**Task**
State only how many lines contain the string "JSON".

— Start of Data excerpts —

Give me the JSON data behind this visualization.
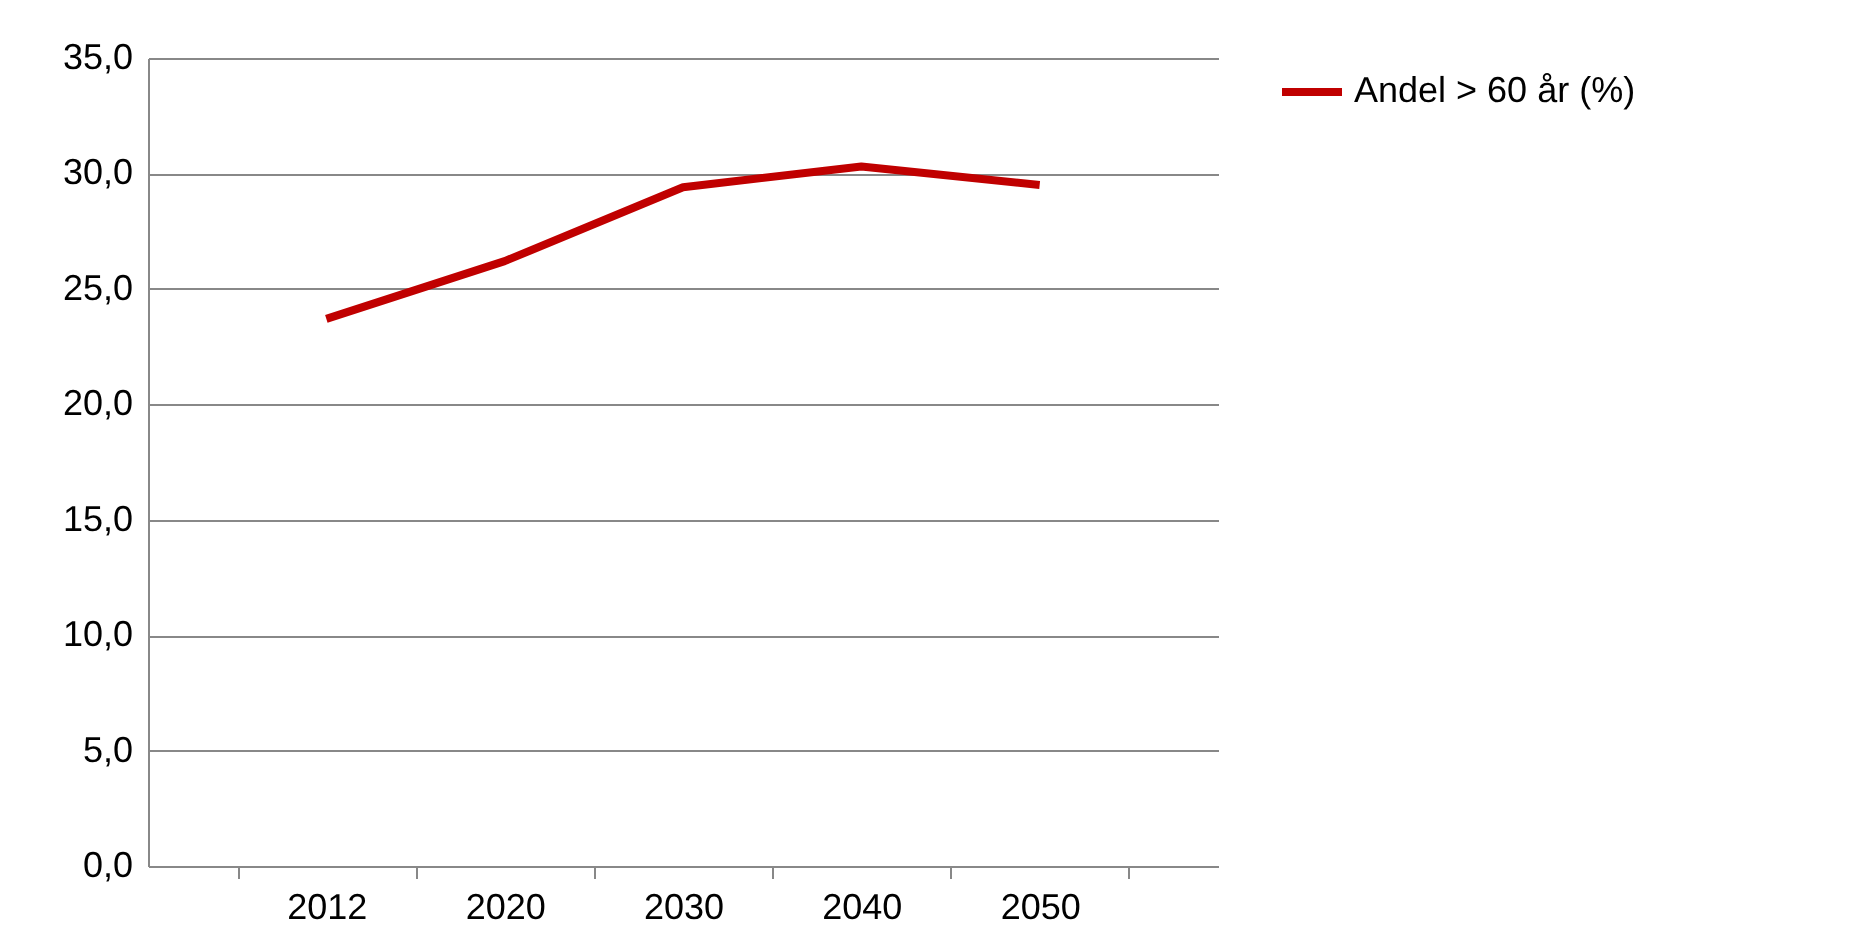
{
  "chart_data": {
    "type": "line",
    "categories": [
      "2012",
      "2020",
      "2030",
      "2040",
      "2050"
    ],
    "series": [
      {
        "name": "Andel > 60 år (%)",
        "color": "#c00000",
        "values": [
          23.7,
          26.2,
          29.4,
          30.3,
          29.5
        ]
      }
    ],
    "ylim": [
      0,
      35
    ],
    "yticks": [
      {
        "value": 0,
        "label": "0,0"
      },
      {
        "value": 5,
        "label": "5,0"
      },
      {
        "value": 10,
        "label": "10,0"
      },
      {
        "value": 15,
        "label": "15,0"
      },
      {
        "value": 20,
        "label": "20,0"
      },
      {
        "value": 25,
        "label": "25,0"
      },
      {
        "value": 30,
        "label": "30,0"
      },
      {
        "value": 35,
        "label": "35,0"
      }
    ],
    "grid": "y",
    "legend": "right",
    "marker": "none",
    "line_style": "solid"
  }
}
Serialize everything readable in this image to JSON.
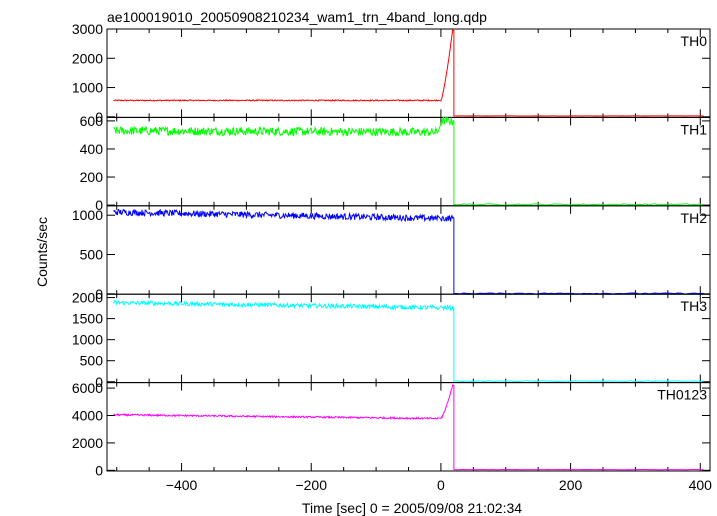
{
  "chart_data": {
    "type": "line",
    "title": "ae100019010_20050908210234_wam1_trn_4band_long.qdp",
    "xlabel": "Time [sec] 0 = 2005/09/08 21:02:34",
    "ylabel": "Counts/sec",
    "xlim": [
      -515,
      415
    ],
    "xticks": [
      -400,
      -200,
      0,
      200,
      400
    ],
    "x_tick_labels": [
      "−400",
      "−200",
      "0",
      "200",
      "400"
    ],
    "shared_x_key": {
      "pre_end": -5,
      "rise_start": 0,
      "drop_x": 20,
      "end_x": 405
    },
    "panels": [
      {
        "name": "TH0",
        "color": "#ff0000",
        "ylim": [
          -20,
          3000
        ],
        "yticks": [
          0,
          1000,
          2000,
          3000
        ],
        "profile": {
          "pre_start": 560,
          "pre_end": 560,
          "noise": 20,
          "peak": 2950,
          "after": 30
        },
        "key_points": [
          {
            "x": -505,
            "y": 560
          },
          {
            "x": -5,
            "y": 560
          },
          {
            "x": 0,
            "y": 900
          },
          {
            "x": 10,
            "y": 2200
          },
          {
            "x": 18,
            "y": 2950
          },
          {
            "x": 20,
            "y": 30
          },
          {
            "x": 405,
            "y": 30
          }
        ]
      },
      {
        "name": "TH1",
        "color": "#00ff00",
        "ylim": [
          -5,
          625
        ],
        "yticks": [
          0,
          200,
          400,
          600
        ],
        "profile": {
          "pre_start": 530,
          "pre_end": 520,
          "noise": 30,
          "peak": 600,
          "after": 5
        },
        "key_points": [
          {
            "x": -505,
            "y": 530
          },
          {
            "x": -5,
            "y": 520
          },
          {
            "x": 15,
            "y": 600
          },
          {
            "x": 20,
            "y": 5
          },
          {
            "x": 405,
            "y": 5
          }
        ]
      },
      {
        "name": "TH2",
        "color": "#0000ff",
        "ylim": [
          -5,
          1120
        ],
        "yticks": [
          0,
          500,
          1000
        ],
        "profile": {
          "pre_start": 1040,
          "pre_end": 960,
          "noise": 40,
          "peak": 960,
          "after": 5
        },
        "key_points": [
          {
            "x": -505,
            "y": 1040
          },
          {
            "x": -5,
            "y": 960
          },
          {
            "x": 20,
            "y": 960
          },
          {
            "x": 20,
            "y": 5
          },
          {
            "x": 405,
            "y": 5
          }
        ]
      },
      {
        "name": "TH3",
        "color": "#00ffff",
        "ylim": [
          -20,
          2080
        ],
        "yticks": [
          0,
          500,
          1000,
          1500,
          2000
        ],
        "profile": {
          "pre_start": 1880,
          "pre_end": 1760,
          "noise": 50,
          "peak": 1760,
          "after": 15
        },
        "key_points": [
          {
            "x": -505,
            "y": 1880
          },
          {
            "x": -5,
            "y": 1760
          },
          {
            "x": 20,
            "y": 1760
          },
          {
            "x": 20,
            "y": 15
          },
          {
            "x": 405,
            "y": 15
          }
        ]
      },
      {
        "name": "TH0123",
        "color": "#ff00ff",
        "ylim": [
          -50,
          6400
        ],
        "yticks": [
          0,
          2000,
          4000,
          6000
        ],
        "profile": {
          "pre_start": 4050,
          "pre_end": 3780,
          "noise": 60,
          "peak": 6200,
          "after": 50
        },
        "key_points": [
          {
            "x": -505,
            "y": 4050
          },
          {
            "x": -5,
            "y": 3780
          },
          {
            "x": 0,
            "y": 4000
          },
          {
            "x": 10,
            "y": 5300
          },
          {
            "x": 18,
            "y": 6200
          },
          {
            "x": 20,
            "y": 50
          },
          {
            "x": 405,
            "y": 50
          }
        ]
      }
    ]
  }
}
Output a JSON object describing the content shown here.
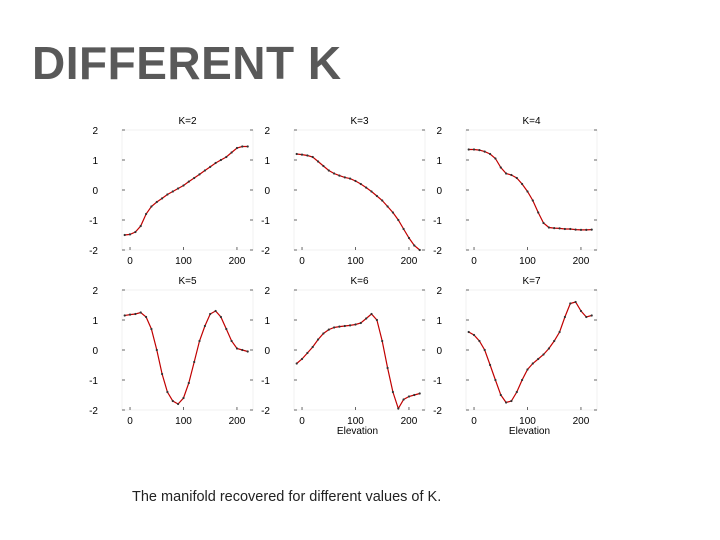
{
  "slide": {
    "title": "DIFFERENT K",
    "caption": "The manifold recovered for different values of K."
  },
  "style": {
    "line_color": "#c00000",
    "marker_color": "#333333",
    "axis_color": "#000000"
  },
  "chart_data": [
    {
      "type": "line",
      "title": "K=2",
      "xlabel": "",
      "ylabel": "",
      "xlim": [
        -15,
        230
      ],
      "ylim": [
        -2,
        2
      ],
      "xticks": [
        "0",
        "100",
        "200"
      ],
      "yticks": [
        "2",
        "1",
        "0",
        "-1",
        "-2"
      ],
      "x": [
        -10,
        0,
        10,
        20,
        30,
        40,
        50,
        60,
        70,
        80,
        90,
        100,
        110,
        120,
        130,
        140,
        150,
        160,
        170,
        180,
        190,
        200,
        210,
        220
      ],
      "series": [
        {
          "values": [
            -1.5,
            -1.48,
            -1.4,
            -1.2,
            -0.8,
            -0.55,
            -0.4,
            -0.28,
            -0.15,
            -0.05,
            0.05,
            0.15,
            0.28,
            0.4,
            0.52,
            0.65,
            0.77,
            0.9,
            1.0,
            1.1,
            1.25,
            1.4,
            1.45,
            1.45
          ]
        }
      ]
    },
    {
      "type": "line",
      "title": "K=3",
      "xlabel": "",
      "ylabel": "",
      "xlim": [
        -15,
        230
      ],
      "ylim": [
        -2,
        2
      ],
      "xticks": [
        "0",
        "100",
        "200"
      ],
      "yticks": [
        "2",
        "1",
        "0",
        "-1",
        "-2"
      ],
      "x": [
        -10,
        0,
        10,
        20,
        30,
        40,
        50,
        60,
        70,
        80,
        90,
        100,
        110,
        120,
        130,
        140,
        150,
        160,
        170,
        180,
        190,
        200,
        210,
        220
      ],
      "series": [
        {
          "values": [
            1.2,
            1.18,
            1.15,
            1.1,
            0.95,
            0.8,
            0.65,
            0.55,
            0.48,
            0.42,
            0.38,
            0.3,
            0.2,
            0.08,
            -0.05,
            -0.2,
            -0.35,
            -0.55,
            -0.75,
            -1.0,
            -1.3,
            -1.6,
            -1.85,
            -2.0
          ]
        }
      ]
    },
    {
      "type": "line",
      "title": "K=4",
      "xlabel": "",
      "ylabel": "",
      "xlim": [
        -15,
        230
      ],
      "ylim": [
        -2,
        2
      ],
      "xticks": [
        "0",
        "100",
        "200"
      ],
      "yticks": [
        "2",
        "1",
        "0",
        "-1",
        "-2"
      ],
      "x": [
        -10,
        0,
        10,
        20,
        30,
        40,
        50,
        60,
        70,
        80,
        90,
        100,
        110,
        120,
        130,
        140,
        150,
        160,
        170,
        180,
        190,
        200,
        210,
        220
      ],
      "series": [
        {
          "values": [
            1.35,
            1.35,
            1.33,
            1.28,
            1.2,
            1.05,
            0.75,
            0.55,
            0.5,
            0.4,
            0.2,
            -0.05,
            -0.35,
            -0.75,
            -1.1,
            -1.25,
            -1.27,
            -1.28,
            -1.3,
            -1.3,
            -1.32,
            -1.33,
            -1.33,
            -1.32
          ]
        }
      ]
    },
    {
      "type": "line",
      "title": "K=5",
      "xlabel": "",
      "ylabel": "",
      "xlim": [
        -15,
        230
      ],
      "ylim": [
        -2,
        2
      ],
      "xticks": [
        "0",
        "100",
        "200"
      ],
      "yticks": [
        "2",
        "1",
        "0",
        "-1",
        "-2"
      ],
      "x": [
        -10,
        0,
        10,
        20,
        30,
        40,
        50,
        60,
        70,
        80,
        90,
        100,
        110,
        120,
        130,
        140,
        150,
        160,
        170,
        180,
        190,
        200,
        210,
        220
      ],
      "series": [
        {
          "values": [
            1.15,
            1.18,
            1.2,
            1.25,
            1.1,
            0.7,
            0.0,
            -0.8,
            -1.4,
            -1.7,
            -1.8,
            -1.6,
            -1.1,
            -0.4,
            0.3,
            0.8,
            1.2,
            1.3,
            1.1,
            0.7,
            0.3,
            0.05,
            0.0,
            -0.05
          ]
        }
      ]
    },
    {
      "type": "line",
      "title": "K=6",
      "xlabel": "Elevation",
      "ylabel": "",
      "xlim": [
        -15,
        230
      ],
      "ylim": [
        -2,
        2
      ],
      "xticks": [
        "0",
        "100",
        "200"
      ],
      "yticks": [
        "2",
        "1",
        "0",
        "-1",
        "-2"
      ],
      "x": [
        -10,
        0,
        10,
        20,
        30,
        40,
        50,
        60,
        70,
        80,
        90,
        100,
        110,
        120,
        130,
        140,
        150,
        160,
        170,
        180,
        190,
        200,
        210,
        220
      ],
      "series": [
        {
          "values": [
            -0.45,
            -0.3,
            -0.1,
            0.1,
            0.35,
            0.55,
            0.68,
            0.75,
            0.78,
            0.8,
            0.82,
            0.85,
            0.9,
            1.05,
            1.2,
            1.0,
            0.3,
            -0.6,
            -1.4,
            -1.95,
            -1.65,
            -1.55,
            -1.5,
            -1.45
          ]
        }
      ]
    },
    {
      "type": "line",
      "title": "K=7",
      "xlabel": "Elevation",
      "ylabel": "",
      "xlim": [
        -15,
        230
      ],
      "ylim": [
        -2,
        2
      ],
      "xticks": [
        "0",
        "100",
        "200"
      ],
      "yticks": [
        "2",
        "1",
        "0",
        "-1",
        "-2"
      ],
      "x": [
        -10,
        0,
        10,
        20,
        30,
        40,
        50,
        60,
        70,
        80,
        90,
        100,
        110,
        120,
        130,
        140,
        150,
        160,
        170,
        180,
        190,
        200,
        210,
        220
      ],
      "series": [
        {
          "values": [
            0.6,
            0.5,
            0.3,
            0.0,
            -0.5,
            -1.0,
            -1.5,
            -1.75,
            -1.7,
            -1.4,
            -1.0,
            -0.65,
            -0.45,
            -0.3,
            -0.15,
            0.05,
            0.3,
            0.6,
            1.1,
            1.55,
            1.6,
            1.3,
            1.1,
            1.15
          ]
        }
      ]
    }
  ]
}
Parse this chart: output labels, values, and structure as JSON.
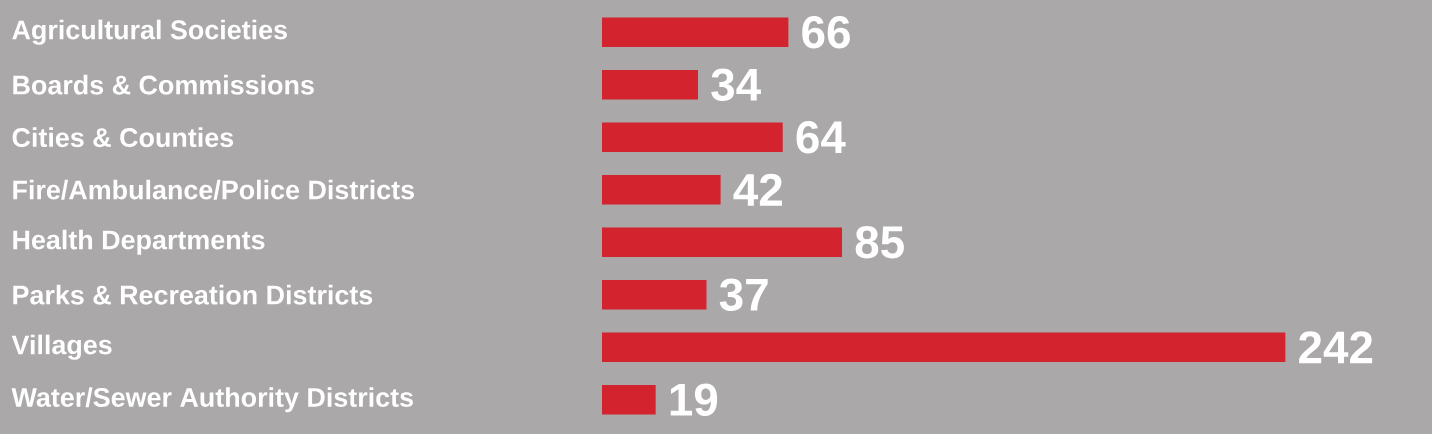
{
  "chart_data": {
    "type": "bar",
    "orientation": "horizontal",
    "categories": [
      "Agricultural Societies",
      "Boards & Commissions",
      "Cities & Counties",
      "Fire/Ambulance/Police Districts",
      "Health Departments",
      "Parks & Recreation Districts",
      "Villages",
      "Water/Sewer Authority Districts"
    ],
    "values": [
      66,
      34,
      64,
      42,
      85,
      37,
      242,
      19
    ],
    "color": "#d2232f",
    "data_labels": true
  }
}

— End of Data excerpts —

**Reply**
4